- **EXERCISE BRIEF**:
Quote all of the data that follows exactly as written, skipping the images.

- **DATA EXCERPTS**:
········

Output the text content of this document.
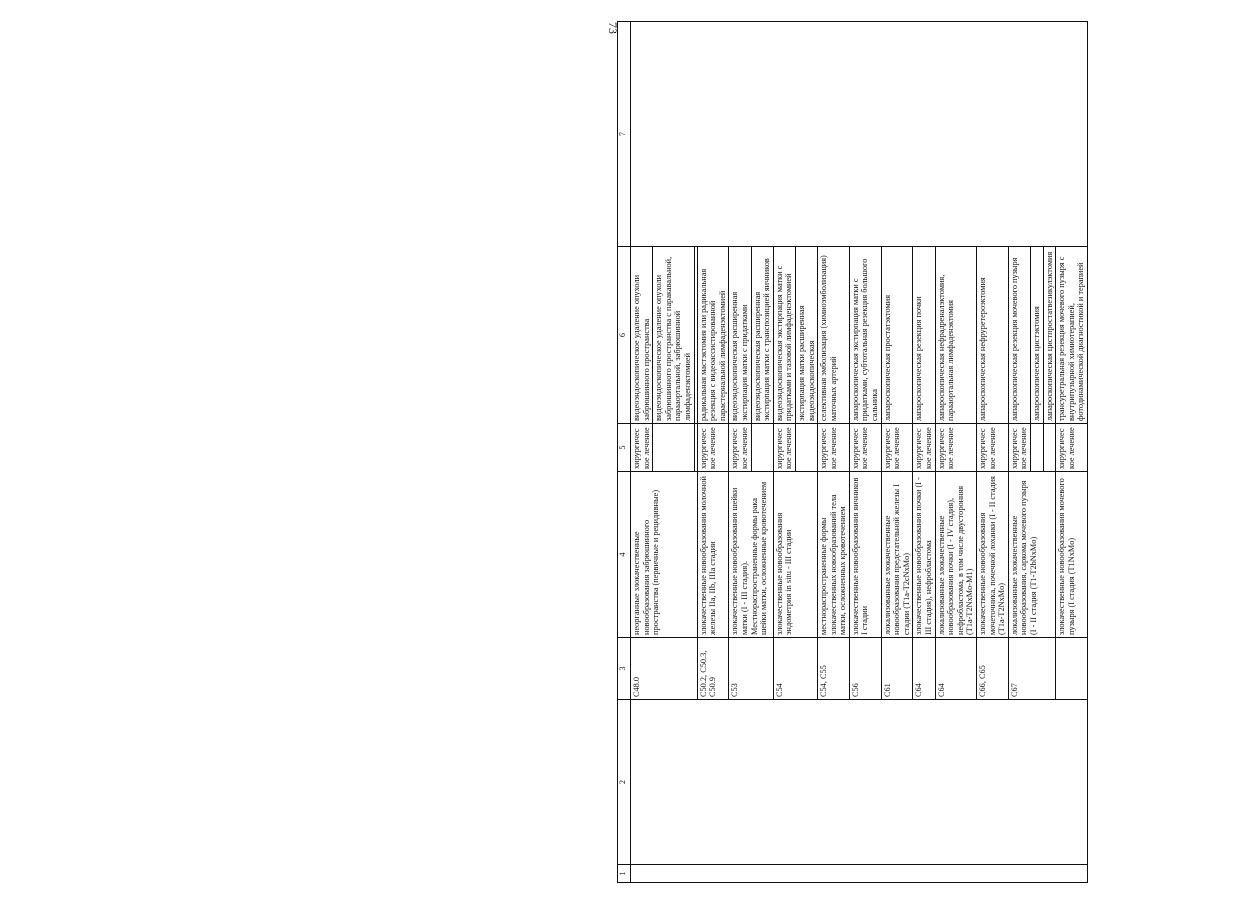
73
1	2	3	4	5	6	7
		C48.0	неорганные злокачественные новообразования забрюшинного пространства (первичные и рецидивные)	хирургическое лечение	видеоэндоскопическое удаление опухоли забрюшинного пространства	
					видеоэндоскопическое удаление опухоли забрюшинного пространства с паракавальной, парааортальной, забрюшинной лимфаденэктомией	

		C50.2, C50.3, C50.9	злокачественные новообразования молочной железы IIa, IIb, IIIa стадии	хирургическое лечение	радикальная мастэктомия или радикальная резекция с видеоассистированной парастернальной лимфаденэктомией	
		C53	злокачественные новообразования шейки матки (I - III стадия). Местнораспространенные формы рака шейки матки, осложненные кровотечением	хирургическое лечение	видеоэндоскопическая расширенная экстирпация матки с придатками	
					видеоэндоскопическая расширенная экстирпация матки с транспозицией яичников	
		C54	злокачественные новообразования эндометрия in situ - III стадии	хирургическое лечение	видеоэндоскопическая экстирпация матки с придатками и тазовой лимфаденэктомией	
					экстирпация матки расширенная видеоэндоскопическая	
		C54, C55	местнораспространенные формы злокачественных новообразований тела матки, осложненных кровотечением	хирургическое лечение	селективная эмболизация (химиоэмболизация) маточных артерий	
		C56	злокачественные новообразования яичников I стадии	хирургическое лечение	лапароскопическая экстирпация матки с придатками, субтотальная резекция большого сальника	
		C61	локализованные злокачественные новообразования предстательной железы I стадии (T1a-T2cNxMo)	хирургическое лечение	лапароскопическая простатэктомия	
		C64	злокачественные новообразования почки (I - III стадия), нефробластома	хирургическое лечение	лапароскопическая резекция почки	
		C64	локализованные злокачественные новообразования почки (I - IV стадия), нефробластома, в том числе двусторонняя (T1a-T2NxMo-M1)	хирургическое лечение	лапароскопическая нефрадреналэктомия, парааортальная лимфаденэктомия	
		C66, C65	злокачественные новообразования мочеточника, почечной лоханки (I - II стадия (T1a-T2NxMo)	хирургическое лечение	лапароскопическая нефруретероэктомия	
		C67	локализованные злокачественные новообразования, саркома мочевого пузыря (I - II стадия (T1-T2bNxMo)	хирургическое лечение	лапароскопическая резекция мочевого пузыря	
					лапароскопическая цистэктомия	
					лапароскопическая цистпростатвезикулэктомия	
			злокачественные новообразования мочевого пузыря (I стадия (T1NxMo)	хирургическое лечение	трансуретральная резекция мочевого пузыря с внутрипузырной химиотерапией, фотодинамической диагностикой и терапией	
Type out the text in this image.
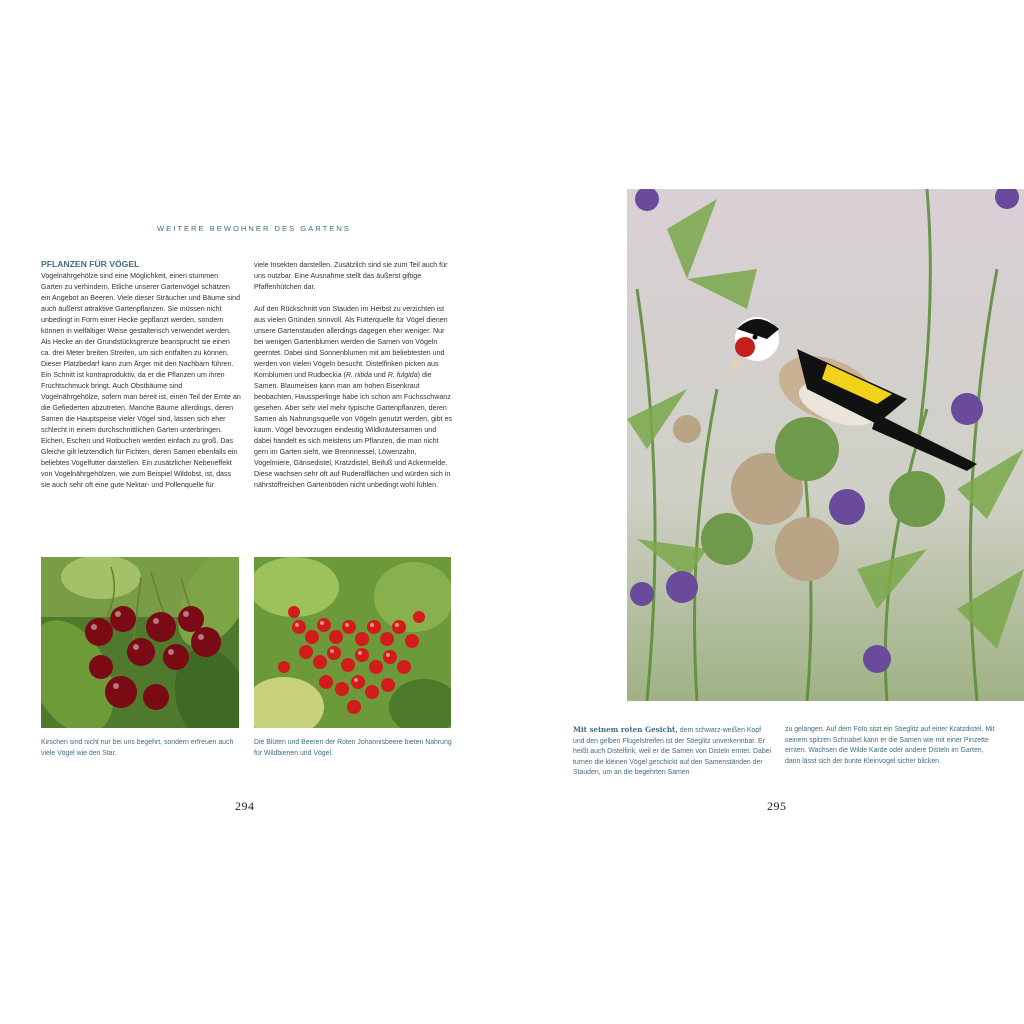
WEITERE BEWOHNER DES GARTENS
PFLANZEN FÜR VÖGEL

Vogelnährgehölze sind eine Möglichkeit, einen stummen Garten zu verhindern. Etliche unserer Gartenvögel schätzen ein Angebot an Beeren. Viele dieser Sträucher und Bäume sind auch äußerst attraktive Gartenpflanzen. Sie müssen nicht unbedingt in Form einer Hecke gepflanzt werden, sondern können in vielfältiger Weise gestalterisch verwendet werden. Als Hecke an der Grundstücksgrenze beansprucht sie einen ca. drei Meter breiten Streifen, um sich entfalten zu können. Dieser Platzbedarf kann zum Ärger mit den Nachbarn führen. Ein Schnitt ist kontraproduktiv, da er die Pflanzen um ihren Fruchtschmuck bringt. Auch Obstbäume sind Vogelnährgehölze, sofern man bereit ist, einen Teil der Ernte an die Gefiederten abzutreten. Manche Bäume allerdings, deren Samen die Hauptspeise vieler Vögel sind, lassen sich eher schlecht in einem durchschnittlichen Garten unterbringen. Eichen, Eschen und Rotbuchen werden einfach zu groß. Das Gleiche gilt letztendlich für Fichten, deren Samen ebenfalls ein beliebtes Vogelfutter darstellen. Ein zusätzlicher Nebeneffekt von Vogelnährgehölzen, wie zum Beispiel Wildobst, ist, dass sie auch sehr oft eine gute Nektar- und Pollenquelle für

viele Insekten darstellen. Zusätzlich sind sie zum Teil auch für uns nutzbar. Eine Ausnahme stellt das äußerst giftige Pfaffenhütchen dar.

Auf den Rückschnitt von Stauden im Herbst zu verzichten ist aus vielen Gründen sinnvoll. Als Futterquelle für Vögel dienen unsere Gartenstauden allerdings dagegen eher weniger. Nur bei wenigen Gartenblumen werden die Samen von Vögeln geerntet. Dabei sind Sonnenblumen mit am beliebtesten und werden von vielen Vögeln besucht. Distelfinken picken aus Kornblumen und Rudbeckia (R. nitida und R. fulgida) die Samen. Blaumeisen kann man am hohen Eisenkraut beobachten, Haussperlinge habe ich schon am Fuchsschwanz gesehen. Aber sehr viel mehr typische Gartenpflanzen, deren Samen als Nahrungsquelle von Vögeln genutzt werden, gibt es kaum. Vögel bevorzugen eindeutig Wildkräutersamen und dabei handelt es sich meistens um Pflanzen, die man nicht gern im Garten sieht, wie Brennnessel, Löwenzahn, Vogelmiere, Gänsedistel, Kratzdistel, Beifuß und Ackermelde. Diese wachsen sehr oft auf Ruderalflächen und würden sich in nährstoffreichen Gartenböden nicht unbedingt wohl fühlen.

Kirschen sind nicht nur bei uns begehrt, sondern erfreuen auch viele Vögel wie den Star.
Die Blüten und Beeren der Roten Johannisbeere bieten Nahrung für Wildbienen und Vögel.
294
Mit seinem roten Gesicht, dem schwarz-weißen Kopf und den gelben Flügelstreifen ist der Stieglitz unverkennbar. Er heißt auch Distelfink, weil er die Samen von Disteln erntet. Dabei turnen die kleinen Vögel geschickt auf den Samenständen der Stauden, um an die begehrten Samen
zu gelangen. Auf dem Foto sitzt ein Stieglitz auf einer Kratzdistel. Mit seinem spitzen Schnabel kann er die Samen wie mit einer Pinzette ernten. Wachsen die Wilde Karde oder andere Disteln im Garten, dann lässt sich der bunte Kleinvogel sicher blicken.
295
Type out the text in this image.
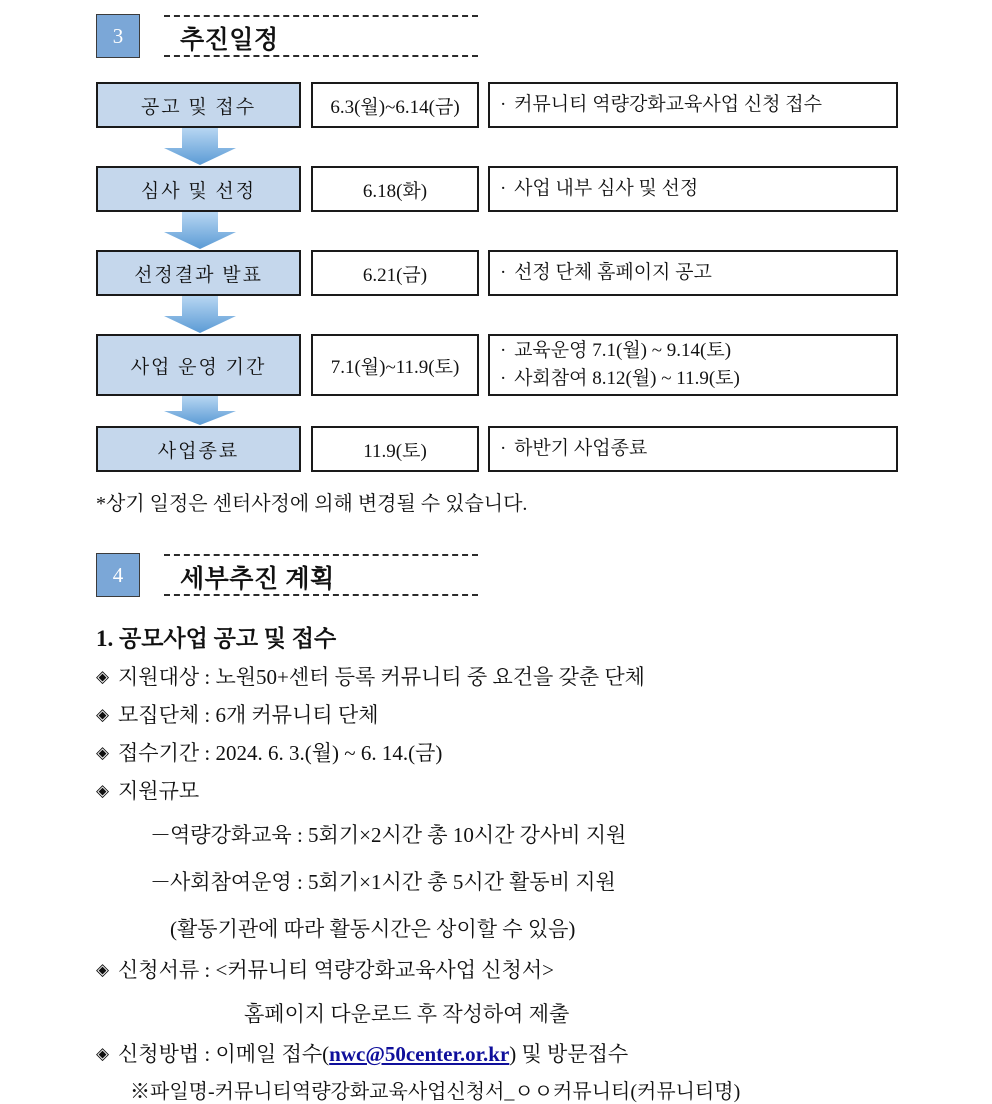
3	추진일정
공고 및 접수	6.3(월)~6.14(금)	· 커뮤니티 역량강화교육사업 신청 접수
심사 및 선정	6.18(화)	· 사업 내부 심사 및 선정
선정결과 발표	6.21(금)	· 선정 단체 홈페이지 공고
사업 운영 기간	7.1(월)~11.9(토)
· 교육운영 7.1(월) ~ 9.14(토)
· 사회참여 8.12(월) ~ 11.9(토)
사업종료	11.9(토)	· 하반기 사업종료
*상기 일정은 센터사정에 의해 변경될 수 있습니다.
4	세부추진 계획
1. 공모사업 공고 및 접수
◈ 지원대상 : 노원50+센터 등록 커뮤니티 중 요건을 갖춘 단체
◈ 모집단체 : 6개 커뮤니티 단체
◈ 접수기간 : 2024. 6. 3.(월) ~ 6. 14.(금)
◈ 지원규모
－역량강화교육 : 5회기×2시간 총 10시간 강사비 지원
－사회참여운영 : 5회기×1시간 총 5시간 활동비 지원
(활동기관에 따라 활동시간은 상이할 수 있음)
◈ 신청서류 : <커뮤니티 역량강화교육사업 신청서>
홈페이지 다운로드 후 작성하여 제출
◈ 신청방법 : 이메일 접수(nwc@50center.or.kr) 및 방문접수
※파일명-커뮤니티역량강화교육사업신청서_ㅇㅇ커뮤니티(커뮤니티명)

········

- **TASK RESULT**:
Output the text content of this document.
73
1	2	3	4	5	6	7
		C48.0	неорганные злокачественные новообразования забрюшинного пространства (первичные и рецидивные)	хирургическое лечение	видеоэндоскопическое удаление опухоли забрюшинного пространства	
					видеоэндоскопическое удаление опухоли забрюшинного пространства с паракавальной, парааортальной, забрюшинной лимфаденэктомией	

		C50.2, C50.3, C50.9	злокачественные новообразования молочной железы IIa, IIb, IIIa стадии	хирургическое лечение	радикальная мастэктомия или радикальная резекция с видеоассистированной парастернальной лимфаденэктомией	
		C53	злокачественные новообразования шейки матки (I - III стадия). Местнораспространенные формы рака шейки матки, осложненные кровотечением	хирургическое лечение	видеоэндоскопическая расширенная экстирпация матки с придатками	
					видеоэндоскопическая расширенная экстирпация матки с транспозицией яичников	
		C54	злокачественные новообразования эндометрия in situ - III стадии	хирургическое лечение	видеоэндоскопическая экстирпация матки с придатками и тазовой лимфаденэктомией	
					экстирпация матки расширенная видеоэндоскопическая	
		C54, C55	местнораспространенные формы злокачественных новообразований тела матки, осложненных кровотечением	хирургическое лечение	селективная эмболизация (химиоэмболизация) маточных артерий	
		C56	злокачественные новообразования яичников I стадии	хирургическое лечение	лапароскопическая экстирпация матки с придатками, субтотальная резекция большого сальника	
		C61	локализованные злокачественные новообразования предстательной железы I стадии (T1a-T2cNxMo)	хирургическое лечение	лапароскопическая простатэктомия	
		C64	злокачественные новообразования почки (I - III стадия), нефробластома	хирургическое лечение	лапароскопическая резекция почки	
		C64	локализованные злокачественные новообразования почки (I - IV стадия), нефробластома, в том числе двусторонняя (T1a-T2NxMo-M1)	хирургическое лечение	лапароскопическая нефрадреналэктомия, парааортальная лимфаденэктомия	
		C66, C65	злокачественные новообразования мочеточника, почечной лоханки (I - II стадия (T1a-T2NxMo)	хирургическое лечение	лапароскопическая нефруретероэктомия	
		C67	локализованные злокачественные новообразования, саркома мочевого пузыря (I - II стадия (T1-T2bNxMo)	хирургическое лечение	лапароскопическая резекция мочевого пузыря	
					лапароскопическая цистэктомия	
					лапароскопическая цистпростатвезикулэктомия	
			злокачественные новообразования мочевого пузыря (I стадия (T1NxMo)	хирургическое лечение	трансуретральная резекция мочевого пузыря с внутрипузырной химиотерапией, фотодинамической диагностикой и терапией	
Type out the text in this image.
WEITERE BEWOHNER DES GARTENS
PFLANZEN FÜR VÖGEL

Vogelnährgehölze sind eine Möglichkeit, einen stummen Garten zu verhindern. Etliche unserer Gartenvögel schätzen ein Angebot an Beeren. Viele dieser Sträucher und Bäume sind auch äußerst attraktive Gartenpflanzen. Sie müssen nicht unbedingt in Form einer Hecke gepflanzt werden, sondern können in vielfältiger Weise gestalterisch verwendet werden. Als Hecke an der Grundstücksgrenze beansprucht sie einen ca. drei Meter breiten Streifen, um sich entfalten zu können. Dieser Platzbedarf kann zum Ärger mit den Nachbarn führen. Ein Schnitt ist kontraproduktiv, da er die Pflanzen um ihren Fruchtschmuck bringt. Auch Obstbäume sind Vogelnährgehölze, sofern man bereit ist, einen Teil der Ernte an die Gefiederten abzutreten. Manche Bäume allerdings, deren Samen die Hauptspeise vieler Vögel sind, lassen sich eher schlecht in einem durchschnittlichen Garten unterbringen. Eichen, Eschen und Rotbuchen werden einfach zu groß. Das Gleiche gilt letztendlich für Fichten, deren Samen ebenfalls ein beliebtes Vogelfutter darstellen. Ein zusätzlicher Nebeneffekt von Vogelnährgehölzen, wie zum Beispiel Wildobst, ist, dass sie auch sehr oft eine gute Nektar- und Pollenquelle für

viele Insekten darstellen. Zusätzlich sind sie zum Teil auch für uns nutzbar. Eine Ausnahme stellt das äußerst giftige Pfaffenhütchen dar.

Auf den Rückschnitt von Stauden im Herbst zu verzichten ist aus vielen Gründen sinnvoll. Als Futterquelle für Vögel dienen unsere Gartenstauden allerdings dagegen eher weniger. Nur bei wenigen Gartenblumen werden die Samen von Vögeln geerntet. Dabei sind Sonnenblumen mit am beliebtesten und werden von vielen Vögeln besucht. Distelfinken picken aus Kornblumen und Rudbeckia (R. nitida und R. fulgida) die Samen. Blaumeisen kann man am hohen Eisenkraut beobachten, Haussperlinge habe ich schon am Fuchsschwanz gesehen. Aber sehr viel mehr typische Gartenpflanzen, deren Samen als Nahrungsquelle von Vögeln genutzt werden, gibt es kaum. Vögel bevorzugen eindeutig Wildkräutersamen und dabei handelt es sich meistens um Pflanzen, die man nicht gern im Garten sieht, wie Brennnessel, Löwenzahn, Vogelmiere, Gänsedistel, Kratzdistel, Beifuß und Ackermelde. Diese wachsen sehr oft auf Ruderalflächen und würden sich in nährstoffreichen Gartenböden nicht unbedingt wohl fühlen.

Kirschen sind nicht nur bei uns begehrt, sondern erfreuen auch viele Vögel wie den Star.
Die Blüten und Beeren der Roten Johannisbeere bieten Nahrung für Wildbienen und Vögel.
294
Mit seinem roten Gesicht, dem schwarz-weißen Kopf und den gelben Flügelstreifen ist der Stieglitz unverkennbar. Er heißt auch Distelfink, weil er die Samen von Disteln erntet. Dabei turnen die kleinen Vögel geschickt auf den Samenständen der Stauden, um an die begehrten Samen
zu gelangen. Auf dem Foto sitzt ein Stieglitz auf einer Kratzdistel. Mit seinem spitzen Schnabel kann er die Samen wie mit einer Pinzette ernten. Wachsen die Wilde Karde oder andere Disteln im Garten, dann lässt sich der bunte Kleinvogel sicher blicken.
295
Type out the text in this image.
3	추진일정
공고 및 접수	6.3(월)~6.14(금)	· 커뮤니티 역량강화교육사업 신청 접수
심사 및 선정	6.18(화)	· 사업 내부 심사 및 선정
선정결과 발표	6.21(금)	· 선정 단체 홈페이지 공고
사업 운영 기간	7.1(월)~11.9(토)
· 교육운영 7.1(월) ~ 9.14(토)
· 사회참여 8.12(월) ~ 11.9(토)
사업종료	11.9(토)	· 하반기 사업종료
*상기 일정은 센터사정에 의해 변경될 수 있습니다.
4	세부추진 계획
1. 공모사업 공고 및 접수
◈ 지원대상 : 노원50+센터 등록 커뮤니티 중 요건을 갖춘 단체
◈ 모집단체 : 6개 커뮤니티 단체
◈ 접수기간 : 2024. 6. 3.(월) ~ 6. 14.(금)
◈ 지원규모
－역량강화교육 : 5회기×2시간 총 10시간 강사비 지원
－사회참여운영 : 5회기×1시간 총 5시간 활동비 지원
(활동기관에 따라 활동시간은 상이할 수 있음)
◈ 신청서류 : <커뮤니티 역량강화교육사업 신청서>
홈페이지 다운로드 후 작성하여 제출
◈ 신청방법 : 이메일 접수(nwc@50center.or.kr) 및 방문접수
※파일명-커뮤니티역량강화교육사업신청서_ㅇㅇ커뮤니티(커뮤니티명)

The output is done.